DIRECTIONS FOR THIS TASK
Rewrite the rows from the first one through the line containing "The second counter-spindle d is", changing "lathe-head" to "headstock" and leaving everything else as it is. Omit the pictures from the result.
━━━ DATA SHOWN ━━━
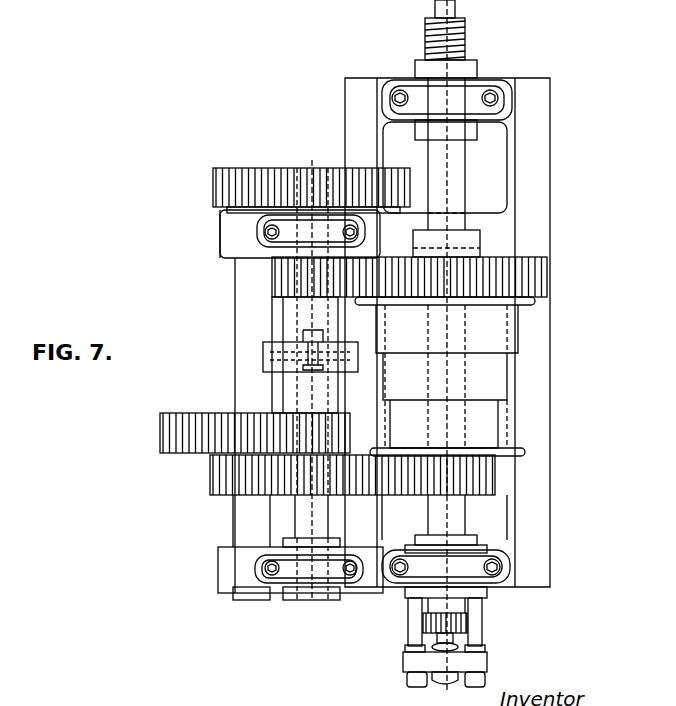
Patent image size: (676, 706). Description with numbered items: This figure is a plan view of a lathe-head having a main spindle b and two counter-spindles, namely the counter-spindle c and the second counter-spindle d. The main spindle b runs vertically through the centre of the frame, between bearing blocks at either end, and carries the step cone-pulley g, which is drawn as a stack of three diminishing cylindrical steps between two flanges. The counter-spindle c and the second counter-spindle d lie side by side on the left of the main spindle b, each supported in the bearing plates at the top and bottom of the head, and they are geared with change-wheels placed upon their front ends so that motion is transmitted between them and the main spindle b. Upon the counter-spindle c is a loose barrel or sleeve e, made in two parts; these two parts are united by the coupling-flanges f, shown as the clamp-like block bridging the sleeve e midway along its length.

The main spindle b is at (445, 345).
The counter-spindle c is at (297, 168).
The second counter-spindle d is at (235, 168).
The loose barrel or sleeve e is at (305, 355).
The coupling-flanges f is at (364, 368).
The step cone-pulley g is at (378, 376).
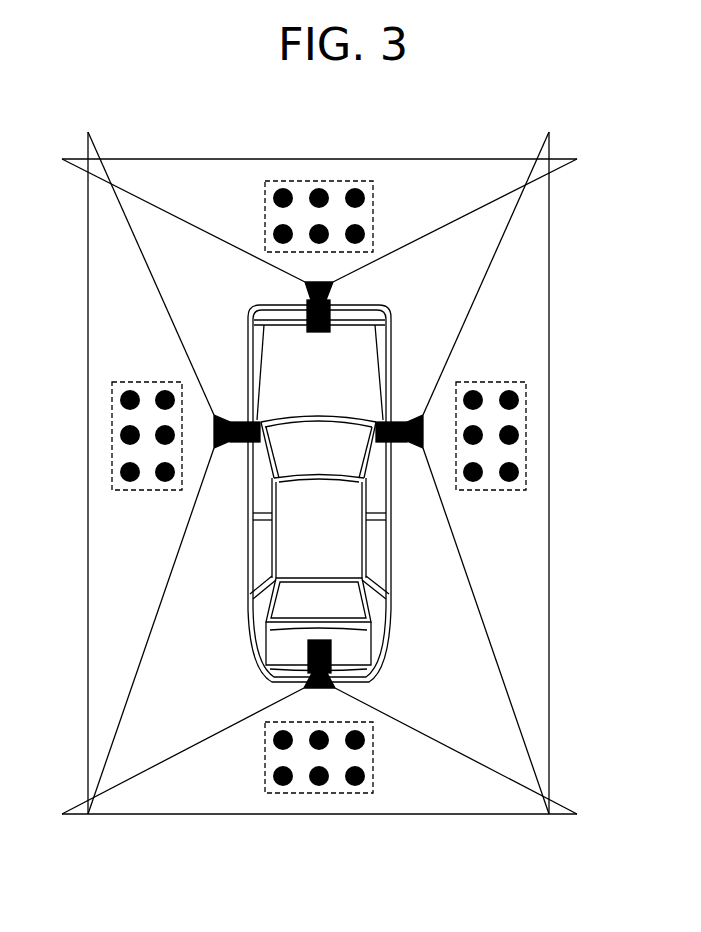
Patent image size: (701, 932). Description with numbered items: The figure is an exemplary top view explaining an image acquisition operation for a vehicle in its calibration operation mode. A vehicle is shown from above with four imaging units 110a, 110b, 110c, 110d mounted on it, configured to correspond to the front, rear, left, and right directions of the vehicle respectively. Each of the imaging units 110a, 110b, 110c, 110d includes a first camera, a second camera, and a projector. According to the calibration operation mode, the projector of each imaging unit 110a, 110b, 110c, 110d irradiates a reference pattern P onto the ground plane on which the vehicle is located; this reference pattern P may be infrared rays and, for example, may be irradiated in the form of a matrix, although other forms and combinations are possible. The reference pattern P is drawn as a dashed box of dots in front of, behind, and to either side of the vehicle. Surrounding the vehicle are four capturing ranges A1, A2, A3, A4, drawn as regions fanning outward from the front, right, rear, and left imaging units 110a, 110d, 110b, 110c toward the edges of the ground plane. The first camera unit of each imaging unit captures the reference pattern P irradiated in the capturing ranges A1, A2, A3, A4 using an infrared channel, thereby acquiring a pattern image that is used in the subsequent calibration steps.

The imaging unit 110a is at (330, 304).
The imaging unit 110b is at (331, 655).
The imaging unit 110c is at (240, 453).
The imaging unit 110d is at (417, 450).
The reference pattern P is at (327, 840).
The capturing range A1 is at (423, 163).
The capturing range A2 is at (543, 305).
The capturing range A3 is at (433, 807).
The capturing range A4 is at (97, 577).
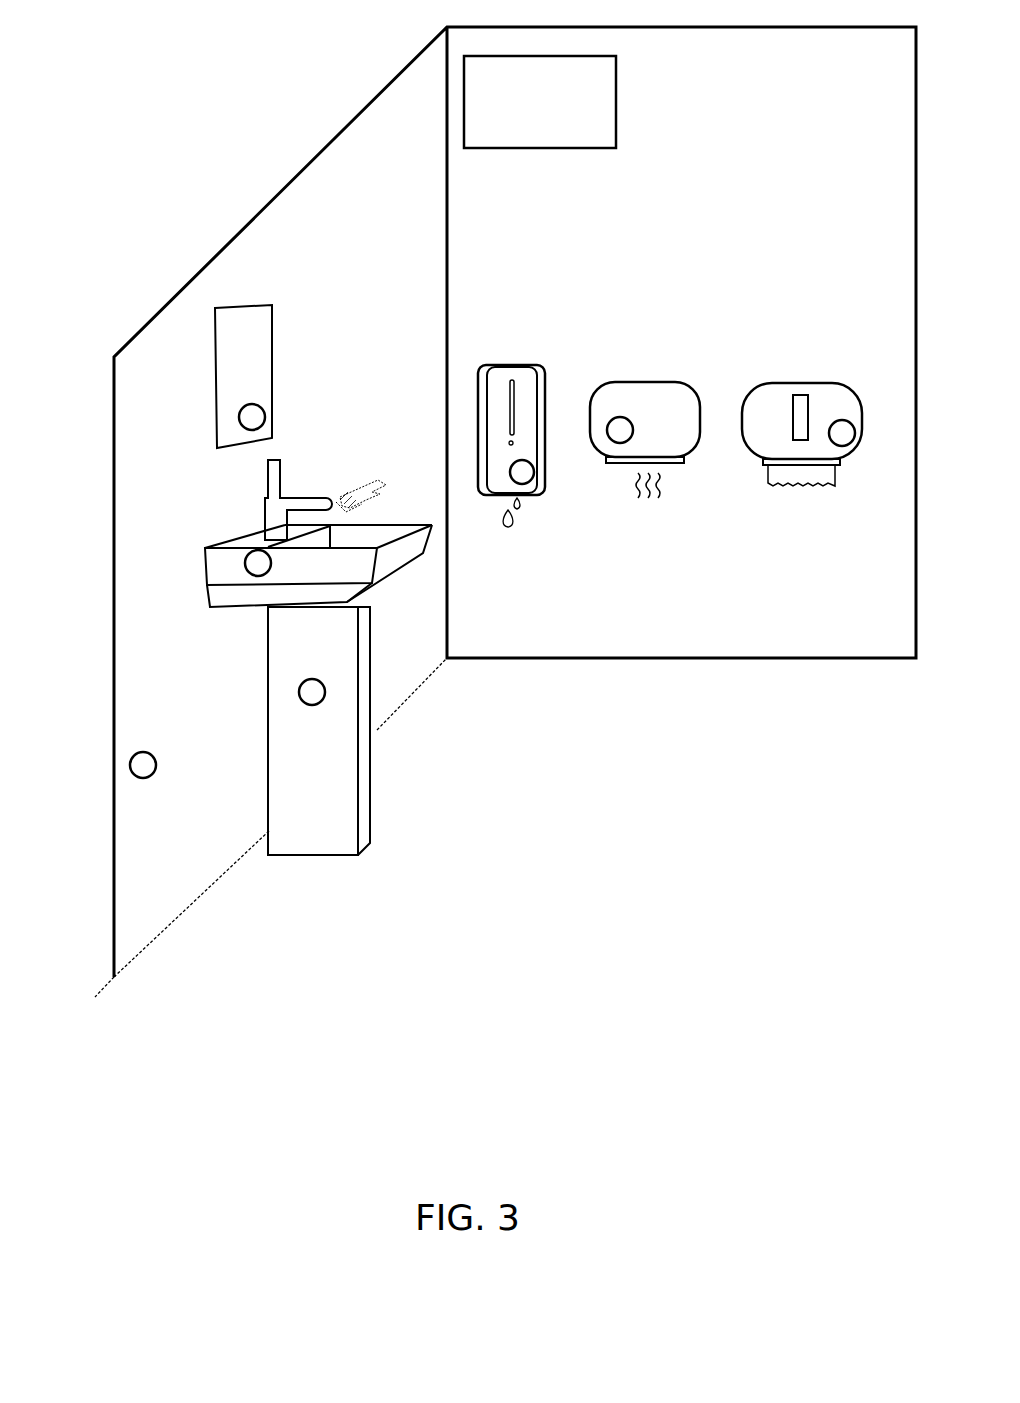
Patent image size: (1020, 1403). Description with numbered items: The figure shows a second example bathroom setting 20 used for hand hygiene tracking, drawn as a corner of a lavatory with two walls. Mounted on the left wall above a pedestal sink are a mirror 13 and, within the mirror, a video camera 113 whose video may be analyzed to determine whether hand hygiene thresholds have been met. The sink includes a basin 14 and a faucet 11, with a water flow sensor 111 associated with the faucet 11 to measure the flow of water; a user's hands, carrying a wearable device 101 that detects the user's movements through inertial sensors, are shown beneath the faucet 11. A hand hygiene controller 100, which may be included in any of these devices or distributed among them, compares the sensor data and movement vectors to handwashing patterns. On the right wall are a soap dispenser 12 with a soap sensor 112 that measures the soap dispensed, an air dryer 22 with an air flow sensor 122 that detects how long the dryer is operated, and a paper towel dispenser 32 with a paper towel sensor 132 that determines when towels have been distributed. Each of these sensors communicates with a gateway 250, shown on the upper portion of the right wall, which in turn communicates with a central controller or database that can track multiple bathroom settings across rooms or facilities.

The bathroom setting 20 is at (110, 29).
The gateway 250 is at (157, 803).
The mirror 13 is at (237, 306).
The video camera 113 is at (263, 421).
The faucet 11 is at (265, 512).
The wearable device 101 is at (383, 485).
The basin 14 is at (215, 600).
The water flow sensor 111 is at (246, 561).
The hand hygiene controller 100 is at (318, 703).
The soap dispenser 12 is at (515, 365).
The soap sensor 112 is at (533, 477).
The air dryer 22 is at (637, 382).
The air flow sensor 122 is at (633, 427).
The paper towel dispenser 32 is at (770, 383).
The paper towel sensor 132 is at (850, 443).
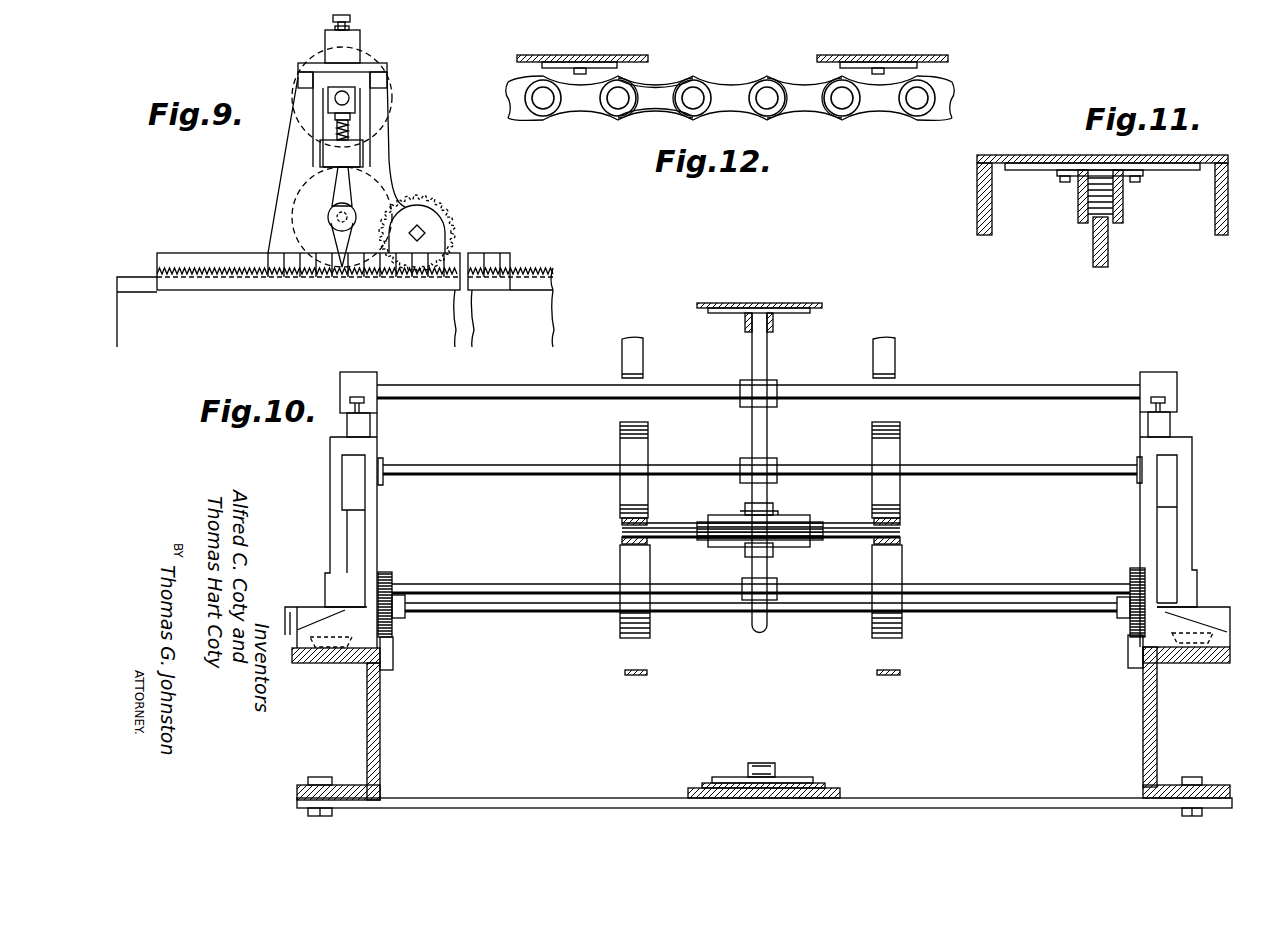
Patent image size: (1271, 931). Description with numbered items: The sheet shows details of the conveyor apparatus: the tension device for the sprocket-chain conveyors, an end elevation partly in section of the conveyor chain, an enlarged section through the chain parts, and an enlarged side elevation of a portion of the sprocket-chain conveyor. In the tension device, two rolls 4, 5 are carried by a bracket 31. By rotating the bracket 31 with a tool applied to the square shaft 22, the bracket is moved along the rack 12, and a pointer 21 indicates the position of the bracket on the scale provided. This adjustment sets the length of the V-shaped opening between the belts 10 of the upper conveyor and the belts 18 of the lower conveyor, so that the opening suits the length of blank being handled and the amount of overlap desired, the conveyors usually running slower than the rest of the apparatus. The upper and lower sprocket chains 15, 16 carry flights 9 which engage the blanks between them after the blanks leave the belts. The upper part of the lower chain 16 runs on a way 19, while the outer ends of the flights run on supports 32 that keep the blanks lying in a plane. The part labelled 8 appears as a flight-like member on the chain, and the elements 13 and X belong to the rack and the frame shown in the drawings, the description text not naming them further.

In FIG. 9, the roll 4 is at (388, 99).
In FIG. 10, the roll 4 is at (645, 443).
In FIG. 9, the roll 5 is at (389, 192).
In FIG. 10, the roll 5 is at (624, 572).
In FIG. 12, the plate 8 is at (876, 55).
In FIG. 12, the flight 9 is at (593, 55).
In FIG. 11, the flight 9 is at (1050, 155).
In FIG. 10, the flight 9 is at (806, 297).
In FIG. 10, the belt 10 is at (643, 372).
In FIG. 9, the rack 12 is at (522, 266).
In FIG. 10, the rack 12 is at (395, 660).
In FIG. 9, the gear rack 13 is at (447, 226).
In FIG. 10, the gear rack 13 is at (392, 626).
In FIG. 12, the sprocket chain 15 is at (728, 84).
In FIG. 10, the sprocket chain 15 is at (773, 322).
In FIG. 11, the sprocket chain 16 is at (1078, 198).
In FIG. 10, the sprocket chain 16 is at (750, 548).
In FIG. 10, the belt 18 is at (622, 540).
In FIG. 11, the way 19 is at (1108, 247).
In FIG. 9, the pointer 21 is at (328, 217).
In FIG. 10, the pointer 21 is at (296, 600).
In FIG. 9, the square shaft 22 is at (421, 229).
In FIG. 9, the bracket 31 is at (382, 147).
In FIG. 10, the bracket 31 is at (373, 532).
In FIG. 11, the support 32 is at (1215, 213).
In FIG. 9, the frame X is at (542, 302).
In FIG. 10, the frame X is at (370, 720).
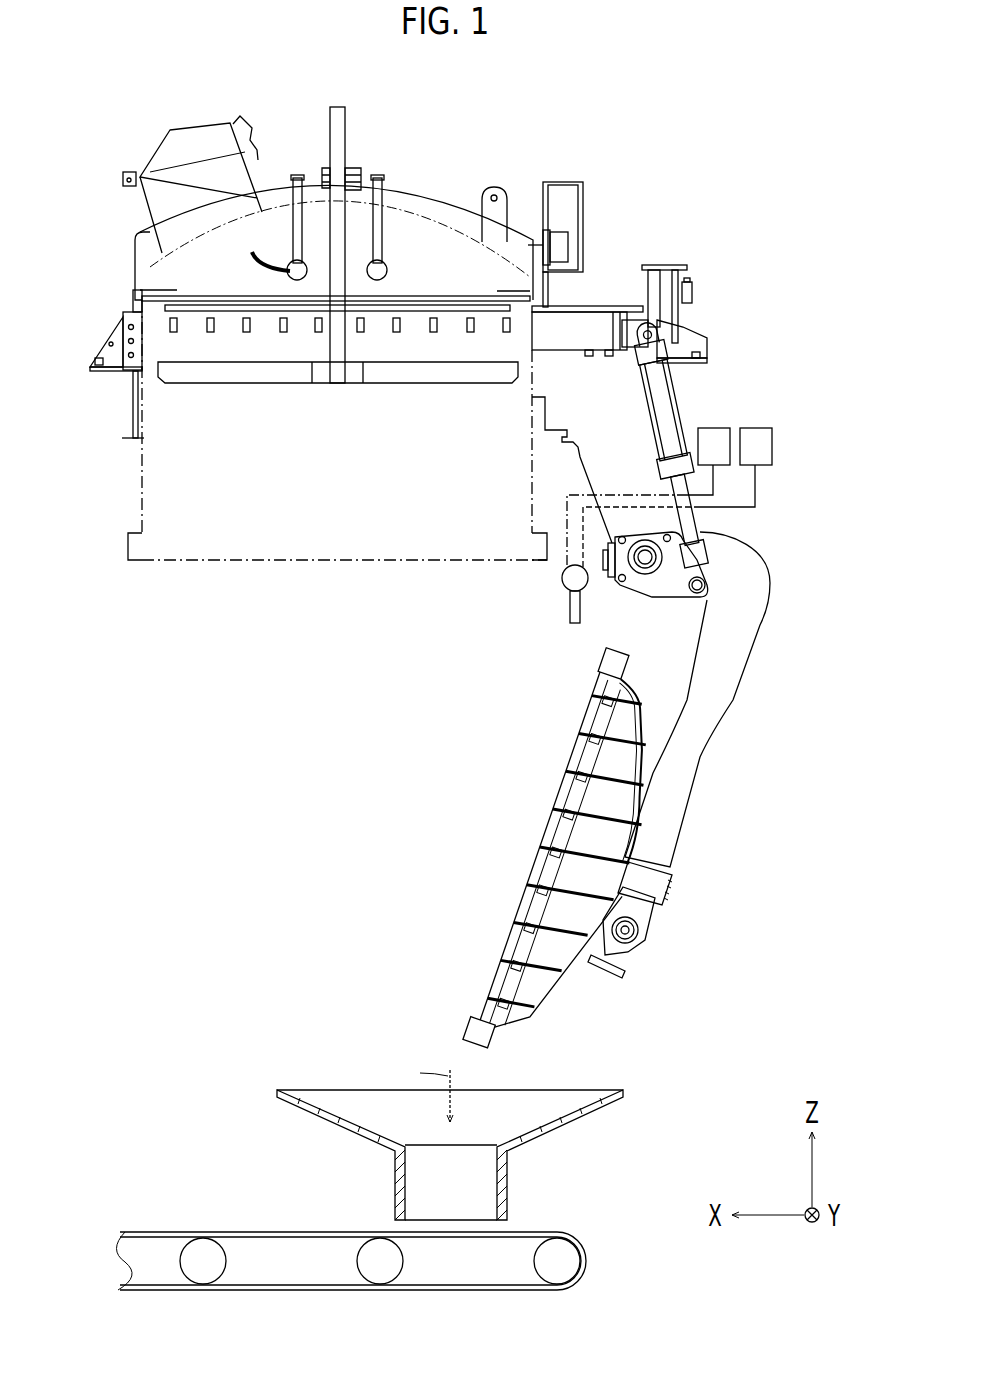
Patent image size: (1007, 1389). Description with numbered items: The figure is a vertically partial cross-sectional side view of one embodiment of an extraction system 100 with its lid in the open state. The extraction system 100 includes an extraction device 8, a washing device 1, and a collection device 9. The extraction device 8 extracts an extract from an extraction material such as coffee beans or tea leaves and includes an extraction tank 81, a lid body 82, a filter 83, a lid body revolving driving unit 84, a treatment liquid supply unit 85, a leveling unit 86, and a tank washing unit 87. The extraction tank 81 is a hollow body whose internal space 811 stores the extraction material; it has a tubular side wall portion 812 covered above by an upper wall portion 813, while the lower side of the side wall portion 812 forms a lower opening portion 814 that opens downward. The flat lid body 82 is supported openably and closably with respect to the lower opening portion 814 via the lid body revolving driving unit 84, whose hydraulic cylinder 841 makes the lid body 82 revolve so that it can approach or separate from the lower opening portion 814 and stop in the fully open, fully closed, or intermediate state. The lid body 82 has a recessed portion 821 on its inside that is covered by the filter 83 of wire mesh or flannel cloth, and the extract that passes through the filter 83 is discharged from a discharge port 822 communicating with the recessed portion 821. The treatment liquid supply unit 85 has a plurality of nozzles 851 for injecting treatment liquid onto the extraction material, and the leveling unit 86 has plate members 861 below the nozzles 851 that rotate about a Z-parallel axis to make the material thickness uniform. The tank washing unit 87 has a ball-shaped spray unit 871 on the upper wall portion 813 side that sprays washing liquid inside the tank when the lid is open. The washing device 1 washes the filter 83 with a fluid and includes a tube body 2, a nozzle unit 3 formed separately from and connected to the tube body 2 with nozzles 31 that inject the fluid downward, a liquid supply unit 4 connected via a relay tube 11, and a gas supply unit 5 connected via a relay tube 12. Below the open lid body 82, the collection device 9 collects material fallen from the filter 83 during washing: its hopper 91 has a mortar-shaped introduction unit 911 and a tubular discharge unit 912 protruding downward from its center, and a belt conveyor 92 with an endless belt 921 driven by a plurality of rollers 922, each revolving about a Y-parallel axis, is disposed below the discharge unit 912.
━━━
SOLUTION TO THIS PROBLEM
Patent image size: (676, 706). Description with numbered items: This figure is a plan view of a headstock having a main spindle b and two counter-spindles, namely the counter-spindle c and the second counter-spindle d. The main spindle b runs vertically through the centre of the frame, between bearing blocks at either end, and carries the step cone-pulley g, which is drawn as a stack of three diminishing cylindrical steps between two flanges. The counter-spindle c and the second counter-spindle d lie side by side on the left of the main spindle b, each supported in the bearing plates at the top and bottom of the head, and they are geared with change-wheels placed upon their front ends so that motion is transmitted between them and the main spindle b. Upon the counter-spindle c is a loose barrel or sleeve e, made in two parts; these two parts are united by the coupling-flanges f, shown as the clamp-like block bridging the sleeve e midway along its length.

The main spindle b is at (445, 345).
The counter-spindle c is at (297, 168).
The second counter-spindle d is at (235, 168).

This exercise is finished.